It isn't actually red-shifted. There is no magical mechanism by which the ascending photon loses energy. Gravitational redshift is where the photon is emitted at a lower energy. See Einstein talking about it here:

"An atom absorbs or emits light at a frequency which is dependent on the potential of the gravitational field in which it is situated".

If you have two identical atoms at two different altitudes, you will measure the light from the lower atom to have a lower frequency. But the frequency didn't reduce as the photon ascended, the frequency was already lower when it was emitted.

I think that is how astronomers hunt for these elusive objects using radio telescope and also gravitational lensing, I'm wondering how these photons lose their energy while encountering black hole or some massive objects and I remember energy cannot be created or destroyed so what gives?

Energy cannot be created or destroyed, and ascending photons don't lose any energy. In similar vein descending photons don't gain any energy. If you send a 511keV photon into a black hole, the black hole mass increase is 511Kev/c². When you fall down to a lower altitude, some of your mass-energy is converted into kinetic energy, which is typically dissipated. You're then left with a mass deficit. So you've lost energy. So it looks like the photon has gained it. You measure the photon frequency to be higher because you and your clocks go slower when you're lower, but the photon freqency hasn't really changed, you have. It's similar for a photon in space. If you accelerate towards it, it doesn't change, you do.
================
### WRITTEN REQUEST 1
In the gravitational redshift passage, rewrite the stretch from "If you have" through "it was emitted.", putting "heights" in place of "altitudes".
### WRITTEN REQUEST 2
Answer these questions using the gravitational redshift passage.
(a) According to the quoted statement from Einstein, what does the frequency at which an atom absorbs or emits light depend on?
(b) By how much does the black hole's mass increase when a 511keV photon is sent into it?
(c) What happens to some of your mass-energy when you fall to a lower altitude?
================
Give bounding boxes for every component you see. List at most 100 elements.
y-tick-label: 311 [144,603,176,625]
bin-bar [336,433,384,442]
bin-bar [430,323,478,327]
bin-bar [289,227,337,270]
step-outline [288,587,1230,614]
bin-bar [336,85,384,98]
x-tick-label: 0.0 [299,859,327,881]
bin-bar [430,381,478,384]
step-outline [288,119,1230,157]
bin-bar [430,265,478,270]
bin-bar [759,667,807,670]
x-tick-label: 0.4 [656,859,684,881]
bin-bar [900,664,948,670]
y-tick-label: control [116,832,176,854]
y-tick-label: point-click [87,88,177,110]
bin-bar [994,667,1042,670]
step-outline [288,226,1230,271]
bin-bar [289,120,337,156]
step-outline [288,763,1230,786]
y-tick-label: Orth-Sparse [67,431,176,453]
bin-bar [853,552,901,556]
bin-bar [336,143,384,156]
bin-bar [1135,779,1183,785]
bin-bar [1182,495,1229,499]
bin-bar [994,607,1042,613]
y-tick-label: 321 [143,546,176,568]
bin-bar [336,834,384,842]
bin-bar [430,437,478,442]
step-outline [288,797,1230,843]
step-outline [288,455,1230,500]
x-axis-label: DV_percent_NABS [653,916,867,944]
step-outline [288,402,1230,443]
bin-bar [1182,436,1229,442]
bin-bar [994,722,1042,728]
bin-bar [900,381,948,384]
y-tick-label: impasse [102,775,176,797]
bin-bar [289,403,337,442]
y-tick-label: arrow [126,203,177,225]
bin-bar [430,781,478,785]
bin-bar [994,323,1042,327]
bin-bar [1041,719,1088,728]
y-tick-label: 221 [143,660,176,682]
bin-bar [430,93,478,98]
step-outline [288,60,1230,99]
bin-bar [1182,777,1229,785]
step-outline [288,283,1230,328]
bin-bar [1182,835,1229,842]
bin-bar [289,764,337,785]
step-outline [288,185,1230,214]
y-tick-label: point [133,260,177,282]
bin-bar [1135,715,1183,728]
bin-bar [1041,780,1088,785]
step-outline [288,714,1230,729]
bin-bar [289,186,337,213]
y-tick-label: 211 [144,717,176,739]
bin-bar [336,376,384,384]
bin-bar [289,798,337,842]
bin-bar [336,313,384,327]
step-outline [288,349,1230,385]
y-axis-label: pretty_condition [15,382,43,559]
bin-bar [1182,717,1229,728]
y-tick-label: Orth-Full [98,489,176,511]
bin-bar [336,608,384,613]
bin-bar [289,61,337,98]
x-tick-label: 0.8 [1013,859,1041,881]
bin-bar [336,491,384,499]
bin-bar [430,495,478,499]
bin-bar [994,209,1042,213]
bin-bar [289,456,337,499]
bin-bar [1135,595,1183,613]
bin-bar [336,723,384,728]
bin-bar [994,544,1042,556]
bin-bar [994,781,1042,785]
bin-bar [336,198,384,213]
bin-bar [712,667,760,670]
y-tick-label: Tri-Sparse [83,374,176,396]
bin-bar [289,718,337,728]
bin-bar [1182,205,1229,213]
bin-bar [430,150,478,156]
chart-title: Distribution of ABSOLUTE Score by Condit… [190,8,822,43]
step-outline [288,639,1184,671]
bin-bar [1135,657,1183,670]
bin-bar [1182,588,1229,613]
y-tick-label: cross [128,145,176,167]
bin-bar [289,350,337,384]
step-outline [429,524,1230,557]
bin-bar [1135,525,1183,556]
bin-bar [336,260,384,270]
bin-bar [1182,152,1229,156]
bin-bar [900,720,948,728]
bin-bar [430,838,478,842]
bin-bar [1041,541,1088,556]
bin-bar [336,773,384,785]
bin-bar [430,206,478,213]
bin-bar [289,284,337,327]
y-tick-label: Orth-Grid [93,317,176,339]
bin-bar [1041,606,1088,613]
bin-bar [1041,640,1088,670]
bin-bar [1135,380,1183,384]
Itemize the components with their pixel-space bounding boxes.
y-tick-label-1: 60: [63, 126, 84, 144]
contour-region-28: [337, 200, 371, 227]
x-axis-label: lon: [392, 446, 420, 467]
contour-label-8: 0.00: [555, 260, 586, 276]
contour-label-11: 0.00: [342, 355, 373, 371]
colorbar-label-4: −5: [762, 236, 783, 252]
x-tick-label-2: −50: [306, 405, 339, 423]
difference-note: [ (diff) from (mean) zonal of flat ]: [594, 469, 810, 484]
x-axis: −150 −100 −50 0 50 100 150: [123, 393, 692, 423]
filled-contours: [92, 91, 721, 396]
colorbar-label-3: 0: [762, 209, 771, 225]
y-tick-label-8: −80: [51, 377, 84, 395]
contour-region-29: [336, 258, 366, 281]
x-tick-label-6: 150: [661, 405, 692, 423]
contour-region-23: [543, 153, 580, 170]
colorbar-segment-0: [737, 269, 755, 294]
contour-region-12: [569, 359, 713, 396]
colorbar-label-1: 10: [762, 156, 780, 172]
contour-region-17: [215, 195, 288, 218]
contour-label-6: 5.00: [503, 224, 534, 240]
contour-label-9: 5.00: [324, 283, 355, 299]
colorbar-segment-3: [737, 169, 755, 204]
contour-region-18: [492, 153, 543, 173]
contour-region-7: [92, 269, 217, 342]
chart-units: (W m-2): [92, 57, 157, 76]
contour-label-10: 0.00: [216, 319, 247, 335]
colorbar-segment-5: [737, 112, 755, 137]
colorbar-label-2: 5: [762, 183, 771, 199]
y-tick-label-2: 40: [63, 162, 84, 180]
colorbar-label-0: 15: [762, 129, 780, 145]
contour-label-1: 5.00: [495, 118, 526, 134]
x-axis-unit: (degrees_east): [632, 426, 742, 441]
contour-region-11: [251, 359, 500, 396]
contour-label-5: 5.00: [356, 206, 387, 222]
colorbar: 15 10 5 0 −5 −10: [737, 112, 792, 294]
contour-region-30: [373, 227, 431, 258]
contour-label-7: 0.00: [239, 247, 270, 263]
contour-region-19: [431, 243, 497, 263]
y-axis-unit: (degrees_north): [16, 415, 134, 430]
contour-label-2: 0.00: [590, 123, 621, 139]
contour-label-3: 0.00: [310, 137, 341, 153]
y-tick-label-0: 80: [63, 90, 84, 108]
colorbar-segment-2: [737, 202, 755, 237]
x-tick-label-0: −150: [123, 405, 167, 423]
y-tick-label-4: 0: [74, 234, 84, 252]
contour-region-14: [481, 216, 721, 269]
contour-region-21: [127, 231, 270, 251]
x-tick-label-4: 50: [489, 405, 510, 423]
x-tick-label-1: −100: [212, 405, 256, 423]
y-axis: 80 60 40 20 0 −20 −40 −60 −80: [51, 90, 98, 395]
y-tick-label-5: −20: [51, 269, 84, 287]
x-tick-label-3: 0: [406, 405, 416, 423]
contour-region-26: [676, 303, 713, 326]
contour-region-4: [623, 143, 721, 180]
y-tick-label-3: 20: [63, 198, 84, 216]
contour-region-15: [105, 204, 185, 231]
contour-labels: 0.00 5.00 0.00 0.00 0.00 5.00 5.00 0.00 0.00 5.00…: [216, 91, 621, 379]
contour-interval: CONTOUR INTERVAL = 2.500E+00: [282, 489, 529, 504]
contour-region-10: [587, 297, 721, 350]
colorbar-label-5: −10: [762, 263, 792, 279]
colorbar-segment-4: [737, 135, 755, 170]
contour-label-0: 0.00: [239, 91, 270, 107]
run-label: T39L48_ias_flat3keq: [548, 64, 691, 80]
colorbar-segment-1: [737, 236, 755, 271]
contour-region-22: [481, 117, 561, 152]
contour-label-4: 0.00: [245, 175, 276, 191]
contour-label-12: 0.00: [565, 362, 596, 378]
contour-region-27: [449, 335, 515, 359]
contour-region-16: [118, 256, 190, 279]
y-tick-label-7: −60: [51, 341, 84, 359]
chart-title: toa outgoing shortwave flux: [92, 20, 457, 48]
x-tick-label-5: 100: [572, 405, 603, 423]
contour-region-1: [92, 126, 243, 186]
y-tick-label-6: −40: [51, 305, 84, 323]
================
### WRITTEN REPLY 1
If you have two identical atoms at two different heights, you will measure the light from the lower atom to have a lower frequency. But the frequency didn't reduce as the photon ascended, the frequency was already lower when it was emitted.

### WRITTEN REPLY 2
(a) It depends on the potential of the gravitational field in which the atom is situated.
(b) It increases by 511Kev/c².
(c) It is converted into kinetic energy, which is typically dissipated.